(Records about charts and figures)
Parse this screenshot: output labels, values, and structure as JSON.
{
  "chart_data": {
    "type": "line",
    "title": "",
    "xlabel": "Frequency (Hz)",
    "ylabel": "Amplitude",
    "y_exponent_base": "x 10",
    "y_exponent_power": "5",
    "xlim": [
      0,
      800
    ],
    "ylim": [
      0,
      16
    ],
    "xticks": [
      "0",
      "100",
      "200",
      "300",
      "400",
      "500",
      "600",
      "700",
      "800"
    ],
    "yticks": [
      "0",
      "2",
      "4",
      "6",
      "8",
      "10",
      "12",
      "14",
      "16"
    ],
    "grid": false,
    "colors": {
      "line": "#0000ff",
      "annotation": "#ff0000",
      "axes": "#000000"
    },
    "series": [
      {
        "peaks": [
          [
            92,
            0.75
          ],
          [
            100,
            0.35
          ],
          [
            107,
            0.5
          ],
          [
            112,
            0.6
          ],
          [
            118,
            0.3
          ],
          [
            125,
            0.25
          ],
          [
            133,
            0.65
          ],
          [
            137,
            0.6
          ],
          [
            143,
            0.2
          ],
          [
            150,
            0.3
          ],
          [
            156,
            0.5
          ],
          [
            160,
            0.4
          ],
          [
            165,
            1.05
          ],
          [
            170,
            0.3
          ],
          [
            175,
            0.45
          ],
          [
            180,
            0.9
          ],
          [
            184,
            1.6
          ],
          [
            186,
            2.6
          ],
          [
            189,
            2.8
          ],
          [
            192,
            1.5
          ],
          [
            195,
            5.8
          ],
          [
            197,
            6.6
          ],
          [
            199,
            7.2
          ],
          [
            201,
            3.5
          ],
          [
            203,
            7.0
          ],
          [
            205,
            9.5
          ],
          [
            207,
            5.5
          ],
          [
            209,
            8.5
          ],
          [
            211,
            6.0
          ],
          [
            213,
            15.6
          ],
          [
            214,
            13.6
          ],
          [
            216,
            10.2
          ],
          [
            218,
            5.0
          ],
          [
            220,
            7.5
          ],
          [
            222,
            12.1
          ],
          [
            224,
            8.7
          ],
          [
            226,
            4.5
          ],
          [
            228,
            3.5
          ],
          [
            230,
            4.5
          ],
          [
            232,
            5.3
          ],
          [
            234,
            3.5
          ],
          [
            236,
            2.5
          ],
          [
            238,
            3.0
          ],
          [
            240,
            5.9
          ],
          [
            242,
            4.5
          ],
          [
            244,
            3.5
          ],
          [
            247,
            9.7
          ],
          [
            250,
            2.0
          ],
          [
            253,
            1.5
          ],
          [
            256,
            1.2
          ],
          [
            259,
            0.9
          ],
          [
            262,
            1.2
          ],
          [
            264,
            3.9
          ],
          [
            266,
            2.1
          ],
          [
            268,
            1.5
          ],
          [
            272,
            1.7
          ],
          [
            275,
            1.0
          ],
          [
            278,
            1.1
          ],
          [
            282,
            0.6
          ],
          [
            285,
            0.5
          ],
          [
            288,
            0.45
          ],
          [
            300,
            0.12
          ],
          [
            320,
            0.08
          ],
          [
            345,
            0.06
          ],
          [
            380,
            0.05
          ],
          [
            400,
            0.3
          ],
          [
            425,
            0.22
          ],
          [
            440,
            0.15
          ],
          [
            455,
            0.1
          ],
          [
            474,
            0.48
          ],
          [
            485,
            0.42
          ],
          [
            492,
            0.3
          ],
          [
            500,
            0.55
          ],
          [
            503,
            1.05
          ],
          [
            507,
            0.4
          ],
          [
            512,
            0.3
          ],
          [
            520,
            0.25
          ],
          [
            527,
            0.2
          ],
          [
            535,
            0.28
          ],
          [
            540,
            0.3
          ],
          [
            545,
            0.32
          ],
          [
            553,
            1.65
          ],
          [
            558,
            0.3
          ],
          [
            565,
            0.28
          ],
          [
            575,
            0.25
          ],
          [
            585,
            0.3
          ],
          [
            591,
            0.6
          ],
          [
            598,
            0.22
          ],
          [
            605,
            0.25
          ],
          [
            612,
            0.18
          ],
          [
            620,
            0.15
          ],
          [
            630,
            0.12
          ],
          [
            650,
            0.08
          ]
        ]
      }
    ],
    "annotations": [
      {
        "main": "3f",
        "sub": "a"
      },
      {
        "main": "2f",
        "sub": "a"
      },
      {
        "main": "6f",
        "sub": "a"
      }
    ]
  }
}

▶ What is needed
Go through the listing and print each line exactly as it appears.

▶ Complete output
Parse this screenshot: output labels, values, and structure as JSON.
{
  "chart_data": {
    "type": "line",
    "title": "",
    "xlabel": "Frequency (Hz)",
    "ylabel": "Amplitude",
    "y_exponent_base": "x 10",
    "y_exponent_power": "5",
    "xlim": [
      0,
      800
    ],
    "ylim": [
      0,
      16
    ],
    "xticks": [
      "0",
      "100",
      "200",
      "300",
      "400",
      "500",
      "600",
      "700",
      "800"
    ],
    "yticks": [
      "0",
      "2",
      "4",
      "6",
      "8",
      "10",
      "12",
      "14",
      "16"
    ],
    "grid": false,
    "colors": {
      "line": "#0000ff",
      "annotation": "#ff0000",
      "axes": "#000000"
    },
    "series": [
      {
        "peaks": [
          [
            92,
            0.75
          ],
          [
            100,
            0.35
          ],
          [
            107,
            0.5
          ],
          [
            112,
            0.6
          ],
          [
            118,
            0.3
          ],
          [
            125,
            0.25
          ],
          [
            133,
            0.65
          ],
          [
            137,
            0.6
          ],
          [
            143,
            0.2
          ],
          [
            150,
            0.3
          ],
          [
            156,
            0.5
          ],
          [
            160,
            0.4
          ],
          [
            165,
            1.05
          ],
          [
            170,
            0.3
          ],
          [
            175,
            0.45
          ],
          [
            180,
            0.9
          ],
          [
            184,
            1.6
          ],
          [
            186,
            2.6
          ],
          [
            189,
            2.8
          ],
          [
            192,
            1.5
          ],
          [
            195,
            5.8
          ],
          [
            197,
            6.6
          ],
          [
            199,
            7.2
          ],
          [
            201,
            3.5
          ],
          [
            203,
            7.0
          ],
          [
            205,
            9.5
          ],
          [
            207,
            5.5
          ],
          [
            209,
            8.5
          ],
          [
            211,
            6.0
          ],
          [
            213,
            15.6
          ],
          [
            214,
            13.6
          ],
          [
            216,
            10.2
          ],
          [
            218,
            5.0
          ],
          [
            220,
            7.5
          ],
          [
            222,
            12.1
          ],
          [
            224,
            8.7
          ],
          [
            226,
            4.5
          ],
          [
            228,
            3.5
          ],
          [
            230,
            4.5
          ],
          [
            232,
            5.3
          ],
          [
            234,
            3.5
          ],
          [
            236,
            2.5
          ],
          [
            238,
            3.0
          ],
          [
            240,
            5.9
          ],
          [
            242,
            4.5
          ],
          [
            244,
            3.5
          ],
          [
            247,
            9.7
          ],
          [
            250,
            2.0
          ],
          [
            253,
            1.5
          ],
          [
            256,
            1.2
          ],
          [
            259,
            0.9
          ],
          [
            262,
            1.2
          ],
          [
            264,
            3.9
          ],
          [
            266,
            2.1
          ],
          [
            268,
            1.5
          ],
          [
            272,
            1.7
          ],
          [
            275,
            1.0
          ],
          [
            278,
            1.1
          ],
          [
            282,
            0.6
          ],
          [
            285,
            0.5
          ],
          [
            288,
            0.45
          ],
          [
            300,
            0.12
          ],
          [
            320,
            0.08
          ],
          [
            345,
            0.06
          ],
          [
            380,
            0.05
          ],
          [
            400,
            0.3
          ],
          [
            425,
            0.22
          ],
          [
            440,
            0.15
          ],
          [
            455,
            0.1
          ],
          [
            474,
            0.48
          ],
          [
            485,
            0.42
          ],
          [
            492,
            0.3
          ],
          [
            500,
            0.55
          ],
          [
            503,
            1.05
          ],
          [
            507,
            0.4
          ],
          [
            512,
            0.3
          ],
          [
            520,
            0.25
          ],
          [
            527,
            0.2
          ],
          [
            535,
            0.28
          ],
          [
            540,
            0.3
          ],
          [
            545,
            0.32
          ],
          [
            553,
            1.65
          ],
          [
            558,
            0.3
          ],
          [
            565,
            0.28
          ],
          [
            575,
            0.25
          ],
          [
            585,
            0.3
          ],
          [
            591,
            0.6
          ],
          [
            598,
            0.22
          ],
          [
            605,
            0.25
          ],
          [
            612,
            0.18
          ],
          [
            620,
            0.15
          ],
          [
            630,
            0.12
          ],
          [
            650,
            0.08
          ]
        ]
      }
    ],
    "annotations": [
      {
        "main": "3f",
        "sub": "a"
      },
      {
        "main": "2f",
        "sub": "a"
      },
      {
        "main": "6f",
        "sub": "a"
      }
    ]
  }
}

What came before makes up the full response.